Excerpt from a dataset:
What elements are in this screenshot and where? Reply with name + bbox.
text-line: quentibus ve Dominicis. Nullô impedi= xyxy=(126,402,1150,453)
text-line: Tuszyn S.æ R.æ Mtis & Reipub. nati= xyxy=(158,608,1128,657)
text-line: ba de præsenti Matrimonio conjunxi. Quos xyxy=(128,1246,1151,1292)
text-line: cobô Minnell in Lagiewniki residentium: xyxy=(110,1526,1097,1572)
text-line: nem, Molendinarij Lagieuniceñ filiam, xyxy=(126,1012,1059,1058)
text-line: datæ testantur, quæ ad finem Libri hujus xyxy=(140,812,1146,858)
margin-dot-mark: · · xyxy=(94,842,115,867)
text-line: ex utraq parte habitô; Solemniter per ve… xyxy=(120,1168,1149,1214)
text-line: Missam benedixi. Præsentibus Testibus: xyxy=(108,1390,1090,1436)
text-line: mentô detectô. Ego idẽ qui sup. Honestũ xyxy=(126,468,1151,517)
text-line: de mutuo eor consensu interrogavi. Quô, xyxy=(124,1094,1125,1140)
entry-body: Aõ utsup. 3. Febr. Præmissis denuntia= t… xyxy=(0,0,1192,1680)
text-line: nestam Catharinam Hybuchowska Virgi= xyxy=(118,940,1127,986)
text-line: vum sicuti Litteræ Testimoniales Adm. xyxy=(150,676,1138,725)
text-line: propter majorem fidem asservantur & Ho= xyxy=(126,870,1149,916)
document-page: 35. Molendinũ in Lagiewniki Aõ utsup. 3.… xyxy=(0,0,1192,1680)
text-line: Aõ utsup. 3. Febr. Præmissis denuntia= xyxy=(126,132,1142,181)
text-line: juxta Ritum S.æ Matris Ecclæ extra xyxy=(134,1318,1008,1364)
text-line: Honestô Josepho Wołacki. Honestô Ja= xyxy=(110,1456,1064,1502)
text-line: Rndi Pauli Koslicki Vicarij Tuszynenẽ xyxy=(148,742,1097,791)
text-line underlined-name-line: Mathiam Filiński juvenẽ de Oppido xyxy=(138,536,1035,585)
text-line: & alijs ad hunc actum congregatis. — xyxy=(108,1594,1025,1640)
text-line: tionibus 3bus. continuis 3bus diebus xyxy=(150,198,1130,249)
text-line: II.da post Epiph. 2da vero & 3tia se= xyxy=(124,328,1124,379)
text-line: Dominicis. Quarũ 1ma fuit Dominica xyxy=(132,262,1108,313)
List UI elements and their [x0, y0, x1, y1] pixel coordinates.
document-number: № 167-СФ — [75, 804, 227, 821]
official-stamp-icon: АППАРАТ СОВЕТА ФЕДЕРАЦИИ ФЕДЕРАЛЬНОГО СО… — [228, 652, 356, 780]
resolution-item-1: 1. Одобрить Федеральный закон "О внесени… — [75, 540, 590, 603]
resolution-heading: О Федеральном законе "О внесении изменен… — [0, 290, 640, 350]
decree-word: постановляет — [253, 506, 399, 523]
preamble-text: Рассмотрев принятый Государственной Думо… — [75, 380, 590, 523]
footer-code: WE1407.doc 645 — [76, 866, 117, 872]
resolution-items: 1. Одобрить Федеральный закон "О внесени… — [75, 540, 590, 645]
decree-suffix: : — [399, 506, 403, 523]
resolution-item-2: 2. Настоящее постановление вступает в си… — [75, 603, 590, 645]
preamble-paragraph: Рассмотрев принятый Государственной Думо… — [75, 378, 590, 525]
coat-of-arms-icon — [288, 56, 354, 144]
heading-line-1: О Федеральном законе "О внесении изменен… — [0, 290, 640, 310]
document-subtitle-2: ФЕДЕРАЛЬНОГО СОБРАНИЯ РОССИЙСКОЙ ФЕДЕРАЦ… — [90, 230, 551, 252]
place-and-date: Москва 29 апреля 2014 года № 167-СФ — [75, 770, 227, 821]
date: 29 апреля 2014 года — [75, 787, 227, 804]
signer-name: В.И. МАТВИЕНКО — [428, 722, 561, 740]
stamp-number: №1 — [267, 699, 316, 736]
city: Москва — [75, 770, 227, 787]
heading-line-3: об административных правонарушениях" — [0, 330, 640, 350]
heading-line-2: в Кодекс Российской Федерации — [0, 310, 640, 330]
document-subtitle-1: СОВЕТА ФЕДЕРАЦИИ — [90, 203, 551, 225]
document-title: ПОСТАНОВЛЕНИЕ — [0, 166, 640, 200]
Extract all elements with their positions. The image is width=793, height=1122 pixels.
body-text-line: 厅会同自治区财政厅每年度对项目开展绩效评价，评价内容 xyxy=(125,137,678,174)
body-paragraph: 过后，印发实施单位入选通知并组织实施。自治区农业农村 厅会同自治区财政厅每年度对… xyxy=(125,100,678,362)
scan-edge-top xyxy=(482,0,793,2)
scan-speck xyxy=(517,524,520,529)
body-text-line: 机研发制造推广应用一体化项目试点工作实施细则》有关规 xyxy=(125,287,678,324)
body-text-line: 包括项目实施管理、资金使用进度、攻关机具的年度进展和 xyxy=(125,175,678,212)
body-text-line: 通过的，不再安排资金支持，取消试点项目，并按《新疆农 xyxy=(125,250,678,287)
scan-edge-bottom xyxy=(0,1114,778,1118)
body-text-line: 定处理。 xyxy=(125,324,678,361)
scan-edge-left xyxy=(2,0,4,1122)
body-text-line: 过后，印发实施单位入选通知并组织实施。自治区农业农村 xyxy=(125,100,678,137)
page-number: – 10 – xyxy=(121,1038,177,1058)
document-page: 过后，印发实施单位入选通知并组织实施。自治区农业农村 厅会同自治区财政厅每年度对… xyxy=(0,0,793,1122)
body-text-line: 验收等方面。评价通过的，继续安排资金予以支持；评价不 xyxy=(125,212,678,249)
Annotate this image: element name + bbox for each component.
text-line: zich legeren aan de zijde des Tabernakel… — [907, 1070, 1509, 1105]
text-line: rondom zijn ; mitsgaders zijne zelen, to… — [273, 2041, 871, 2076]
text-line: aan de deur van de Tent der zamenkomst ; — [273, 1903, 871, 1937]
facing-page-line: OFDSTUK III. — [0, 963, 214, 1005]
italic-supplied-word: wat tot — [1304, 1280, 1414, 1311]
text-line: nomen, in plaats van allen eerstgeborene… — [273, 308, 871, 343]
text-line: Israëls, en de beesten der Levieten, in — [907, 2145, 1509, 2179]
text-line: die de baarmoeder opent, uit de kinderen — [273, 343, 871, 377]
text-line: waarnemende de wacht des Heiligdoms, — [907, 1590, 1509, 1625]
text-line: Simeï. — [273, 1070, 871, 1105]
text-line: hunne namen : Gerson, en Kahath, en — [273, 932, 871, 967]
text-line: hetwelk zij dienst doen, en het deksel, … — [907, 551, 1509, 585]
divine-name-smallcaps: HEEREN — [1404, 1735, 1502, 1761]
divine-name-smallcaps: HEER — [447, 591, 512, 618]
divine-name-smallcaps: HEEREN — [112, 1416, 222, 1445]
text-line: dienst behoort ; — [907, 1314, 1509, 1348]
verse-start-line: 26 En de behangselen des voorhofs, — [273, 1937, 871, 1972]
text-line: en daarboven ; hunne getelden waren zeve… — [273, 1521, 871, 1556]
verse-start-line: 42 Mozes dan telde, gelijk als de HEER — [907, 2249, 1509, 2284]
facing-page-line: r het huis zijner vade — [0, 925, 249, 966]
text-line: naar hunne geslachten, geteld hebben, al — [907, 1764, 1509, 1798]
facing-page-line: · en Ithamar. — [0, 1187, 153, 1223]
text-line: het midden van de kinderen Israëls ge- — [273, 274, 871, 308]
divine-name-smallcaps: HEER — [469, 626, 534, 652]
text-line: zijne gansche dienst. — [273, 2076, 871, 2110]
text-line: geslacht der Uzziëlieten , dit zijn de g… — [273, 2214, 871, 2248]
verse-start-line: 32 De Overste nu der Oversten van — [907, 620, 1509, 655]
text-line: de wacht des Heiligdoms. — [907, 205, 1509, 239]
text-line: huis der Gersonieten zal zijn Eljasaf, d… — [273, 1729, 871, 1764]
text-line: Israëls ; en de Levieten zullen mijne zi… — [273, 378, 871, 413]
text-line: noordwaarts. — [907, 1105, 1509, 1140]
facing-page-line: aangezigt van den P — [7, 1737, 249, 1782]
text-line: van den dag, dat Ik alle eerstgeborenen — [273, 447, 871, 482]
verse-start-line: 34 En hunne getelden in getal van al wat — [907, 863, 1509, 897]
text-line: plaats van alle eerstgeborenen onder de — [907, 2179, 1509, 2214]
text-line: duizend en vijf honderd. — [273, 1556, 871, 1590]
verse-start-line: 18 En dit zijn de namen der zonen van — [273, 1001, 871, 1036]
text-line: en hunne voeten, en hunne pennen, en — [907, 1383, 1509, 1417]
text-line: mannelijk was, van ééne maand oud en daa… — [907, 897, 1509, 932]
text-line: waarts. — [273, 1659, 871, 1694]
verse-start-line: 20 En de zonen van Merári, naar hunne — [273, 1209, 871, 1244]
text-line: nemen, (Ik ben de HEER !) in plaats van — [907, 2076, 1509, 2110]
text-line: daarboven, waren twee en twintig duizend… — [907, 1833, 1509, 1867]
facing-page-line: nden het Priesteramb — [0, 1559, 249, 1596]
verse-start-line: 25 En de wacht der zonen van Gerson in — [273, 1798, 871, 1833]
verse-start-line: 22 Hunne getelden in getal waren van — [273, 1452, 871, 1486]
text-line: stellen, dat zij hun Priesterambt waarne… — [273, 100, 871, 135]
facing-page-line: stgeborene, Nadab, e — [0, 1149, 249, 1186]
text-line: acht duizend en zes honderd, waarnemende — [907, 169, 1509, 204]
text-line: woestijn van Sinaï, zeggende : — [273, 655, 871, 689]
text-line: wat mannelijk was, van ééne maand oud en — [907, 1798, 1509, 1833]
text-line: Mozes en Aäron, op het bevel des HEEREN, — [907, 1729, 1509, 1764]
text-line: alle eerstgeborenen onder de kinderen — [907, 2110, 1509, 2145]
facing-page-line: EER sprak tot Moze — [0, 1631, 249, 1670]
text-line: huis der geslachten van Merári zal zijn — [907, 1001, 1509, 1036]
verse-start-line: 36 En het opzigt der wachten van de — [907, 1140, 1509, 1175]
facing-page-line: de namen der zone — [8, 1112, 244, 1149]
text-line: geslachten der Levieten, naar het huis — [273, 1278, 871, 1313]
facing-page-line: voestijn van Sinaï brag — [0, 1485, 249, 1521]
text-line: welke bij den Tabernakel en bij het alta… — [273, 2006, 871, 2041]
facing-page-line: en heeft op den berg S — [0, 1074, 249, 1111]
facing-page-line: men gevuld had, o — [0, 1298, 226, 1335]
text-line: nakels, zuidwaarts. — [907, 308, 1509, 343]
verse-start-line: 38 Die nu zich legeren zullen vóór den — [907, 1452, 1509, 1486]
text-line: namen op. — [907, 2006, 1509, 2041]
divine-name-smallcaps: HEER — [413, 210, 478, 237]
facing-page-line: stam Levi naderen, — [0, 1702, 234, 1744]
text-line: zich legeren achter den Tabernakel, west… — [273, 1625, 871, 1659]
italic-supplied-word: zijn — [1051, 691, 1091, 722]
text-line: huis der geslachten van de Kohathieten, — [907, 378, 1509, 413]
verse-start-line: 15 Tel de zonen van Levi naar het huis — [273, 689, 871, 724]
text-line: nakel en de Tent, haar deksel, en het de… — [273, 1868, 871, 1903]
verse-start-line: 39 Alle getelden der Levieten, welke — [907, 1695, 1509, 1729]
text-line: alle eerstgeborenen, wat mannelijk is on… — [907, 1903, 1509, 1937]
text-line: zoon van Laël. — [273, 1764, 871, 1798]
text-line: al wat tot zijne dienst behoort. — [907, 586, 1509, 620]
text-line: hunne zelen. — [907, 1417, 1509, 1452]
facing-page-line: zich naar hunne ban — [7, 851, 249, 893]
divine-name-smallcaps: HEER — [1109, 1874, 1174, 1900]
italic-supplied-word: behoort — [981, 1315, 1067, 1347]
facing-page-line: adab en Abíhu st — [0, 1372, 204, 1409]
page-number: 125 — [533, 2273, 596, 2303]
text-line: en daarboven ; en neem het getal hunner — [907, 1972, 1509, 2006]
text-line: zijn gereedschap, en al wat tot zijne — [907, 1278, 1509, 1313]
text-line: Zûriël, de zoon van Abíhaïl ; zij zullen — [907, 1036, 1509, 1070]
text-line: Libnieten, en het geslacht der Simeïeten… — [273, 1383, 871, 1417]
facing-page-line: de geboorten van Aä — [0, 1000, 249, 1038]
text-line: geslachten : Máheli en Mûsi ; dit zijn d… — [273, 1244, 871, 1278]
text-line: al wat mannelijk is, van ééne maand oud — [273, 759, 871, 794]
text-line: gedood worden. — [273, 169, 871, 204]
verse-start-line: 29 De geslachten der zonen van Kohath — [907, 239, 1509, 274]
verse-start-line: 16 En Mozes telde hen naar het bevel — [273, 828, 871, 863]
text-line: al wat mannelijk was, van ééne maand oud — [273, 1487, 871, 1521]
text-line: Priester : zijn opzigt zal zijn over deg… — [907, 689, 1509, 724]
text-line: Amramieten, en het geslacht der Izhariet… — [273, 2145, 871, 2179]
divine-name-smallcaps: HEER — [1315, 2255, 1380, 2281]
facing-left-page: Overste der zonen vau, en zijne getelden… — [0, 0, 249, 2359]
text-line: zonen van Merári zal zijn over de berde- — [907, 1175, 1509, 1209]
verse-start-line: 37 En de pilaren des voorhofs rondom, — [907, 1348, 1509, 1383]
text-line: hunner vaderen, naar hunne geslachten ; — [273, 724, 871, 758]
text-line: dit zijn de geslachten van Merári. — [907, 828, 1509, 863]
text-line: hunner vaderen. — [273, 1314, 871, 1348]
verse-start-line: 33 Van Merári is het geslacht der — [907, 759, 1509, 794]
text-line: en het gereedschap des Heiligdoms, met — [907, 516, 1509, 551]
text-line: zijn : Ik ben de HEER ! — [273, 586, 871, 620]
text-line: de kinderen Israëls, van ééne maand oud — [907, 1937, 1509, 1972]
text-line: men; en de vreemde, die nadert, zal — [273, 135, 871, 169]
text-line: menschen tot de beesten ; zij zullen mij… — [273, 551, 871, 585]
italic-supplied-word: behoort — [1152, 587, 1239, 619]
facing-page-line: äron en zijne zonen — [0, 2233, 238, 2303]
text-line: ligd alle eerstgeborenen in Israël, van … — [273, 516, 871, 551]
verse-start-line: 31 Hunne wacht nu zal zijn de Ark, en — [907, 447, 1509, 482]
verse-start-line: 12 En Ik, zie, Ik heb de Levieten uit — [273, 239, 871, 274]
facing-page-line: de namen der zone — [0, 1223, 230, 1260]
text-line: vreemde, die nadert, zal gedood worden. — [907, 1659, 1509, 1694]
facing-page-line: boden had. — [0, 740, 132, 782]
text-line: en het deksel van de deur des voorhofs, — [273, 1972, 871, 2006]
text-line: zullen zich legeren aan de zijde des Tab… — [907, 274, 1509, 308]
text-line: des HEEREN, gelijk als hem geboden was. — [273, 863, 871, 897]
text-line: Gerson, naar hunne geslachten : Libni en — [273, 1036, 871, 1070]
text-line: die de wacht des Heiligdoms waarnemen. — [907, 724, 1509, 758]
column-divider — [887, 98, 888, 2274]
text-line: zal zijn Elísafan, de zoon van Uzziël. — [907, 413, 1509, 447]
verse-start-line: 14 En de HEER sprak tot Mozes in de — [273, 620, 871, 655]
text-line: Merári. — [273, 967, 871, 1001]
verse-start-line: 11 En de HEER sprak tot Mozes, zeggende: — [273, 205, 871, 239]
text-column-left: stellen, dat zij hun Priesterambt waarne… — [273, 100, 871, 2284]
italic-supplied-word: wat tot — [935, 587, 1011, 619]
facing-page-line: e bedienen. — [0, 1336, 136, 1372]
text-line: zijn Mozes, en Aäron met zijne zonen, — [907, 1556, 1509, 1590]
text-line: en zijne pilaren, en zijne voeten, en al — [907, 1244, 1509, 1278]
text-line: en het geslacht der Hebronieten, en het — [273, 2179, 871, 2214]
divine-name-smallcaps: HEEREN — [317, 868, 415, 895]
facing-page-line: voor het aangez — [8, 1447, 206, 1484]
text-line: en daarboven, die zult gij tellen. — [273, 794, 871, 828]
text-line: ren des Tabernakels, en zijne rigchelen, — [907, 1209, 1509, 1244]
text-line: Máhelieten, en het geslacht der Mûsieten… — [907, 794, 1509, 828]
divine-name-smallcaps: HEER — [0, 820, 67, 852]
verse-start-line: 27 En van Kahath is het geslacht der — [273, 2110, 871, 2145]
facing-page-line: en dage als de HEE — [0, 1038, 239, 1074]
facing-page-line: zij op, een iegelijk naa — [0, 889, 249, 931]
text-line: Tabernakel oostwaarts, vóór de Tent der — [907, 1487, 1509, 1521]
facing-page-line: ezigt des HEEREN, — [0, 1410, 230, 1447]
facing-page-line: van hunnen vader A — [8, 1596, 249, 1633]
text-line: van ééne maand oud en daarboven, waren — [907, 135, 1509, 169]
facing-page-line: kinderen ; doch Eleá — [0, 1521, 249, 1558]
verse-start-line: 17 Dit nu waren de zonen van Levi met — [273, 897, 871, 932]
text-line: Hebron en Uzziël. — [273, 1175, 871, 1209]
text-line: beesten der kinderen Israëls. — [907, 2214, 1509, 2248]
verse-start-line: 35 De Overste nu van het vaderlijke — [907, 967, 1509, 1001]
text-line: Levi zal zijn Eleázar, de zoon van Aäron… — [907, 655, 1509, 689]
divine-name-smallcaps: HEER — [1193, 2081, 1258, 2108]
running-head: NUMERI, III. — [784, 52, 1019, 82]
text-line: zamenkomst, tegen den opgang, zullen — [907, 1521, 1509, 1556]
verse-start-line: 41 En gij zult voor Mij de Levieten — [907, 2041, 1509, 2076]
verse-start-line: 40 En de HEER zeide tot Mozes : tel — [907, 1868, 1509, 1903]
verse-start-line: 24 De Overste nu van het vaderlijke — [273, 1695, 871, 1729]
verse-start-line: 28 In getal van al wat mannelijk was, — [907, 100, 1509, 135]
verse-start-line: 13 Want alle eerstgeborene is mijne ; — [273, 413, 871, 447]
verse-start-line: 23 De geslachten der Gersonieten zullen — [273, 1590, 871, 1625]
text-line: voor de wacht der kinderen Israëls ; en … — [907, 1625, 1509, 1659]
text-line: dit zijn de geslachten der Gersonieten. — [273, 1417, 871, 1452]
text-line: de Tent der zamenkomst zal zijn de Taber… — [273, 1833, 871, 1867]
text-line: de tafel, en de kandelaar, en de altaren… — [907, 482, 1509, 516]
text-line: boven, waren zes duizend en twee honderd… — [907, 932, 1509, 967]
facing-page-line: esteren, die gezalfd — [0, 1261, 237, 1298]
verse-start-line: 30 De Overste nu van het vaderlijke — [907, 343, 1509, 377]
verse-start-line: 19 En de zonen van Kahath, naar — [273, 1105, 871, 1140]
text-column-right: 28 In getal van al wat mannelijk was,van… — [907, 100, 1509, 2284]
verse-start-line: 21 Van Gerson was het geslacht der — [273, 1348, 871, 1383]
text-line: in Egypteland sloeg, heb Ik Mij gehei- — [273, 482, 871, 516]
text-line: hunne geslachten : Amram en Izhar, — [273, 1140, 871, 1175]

- What you will do
Copy the rows from the beginning through the line containing "text-line: mentô detectô.", swapping "Matrimonio" for "Connubio" and leaving everything else untouched.

- Result
What elements are in this screenshot and where? Reply with name + bbox.
text-line: quentibus ve Dominicis. Nullô impedi= xyxy=(126,402,1150,453)
text-line: Tuszyn S.æ R.æ Mtis & Reipub. nati= xyxy=(158,608,1128,657)
text-line: ba de præsenti Connubio conjunxi. Quos xyxy=(128,1246,1151,1292)
text-line: cobô Minnell in Lagiewniki residentium: xyxy=(110,1526,1097,1572)
text-line: nem, Molendinarij Lagieuniceñ filiam, xyxy=(126,1012,1059,1058)
text-line: datæ testantur, quæ ad finem Libri hujus xyxy=(140,812,1146,858)
margin-dot-mark: · · xyxy=(94,842,115,867)
text-line: ex utraq parte habitô; Solemniter per ve… xyxy=(120,1168,1149,1214)
text-line: Missam benedixi. Præsentibus Testibus: xyxy=(108,1390,1090,1436)
text-line: mentô detectô. Ego idẽ qui sup. Honestũ xyxy=(126,468,1151,517)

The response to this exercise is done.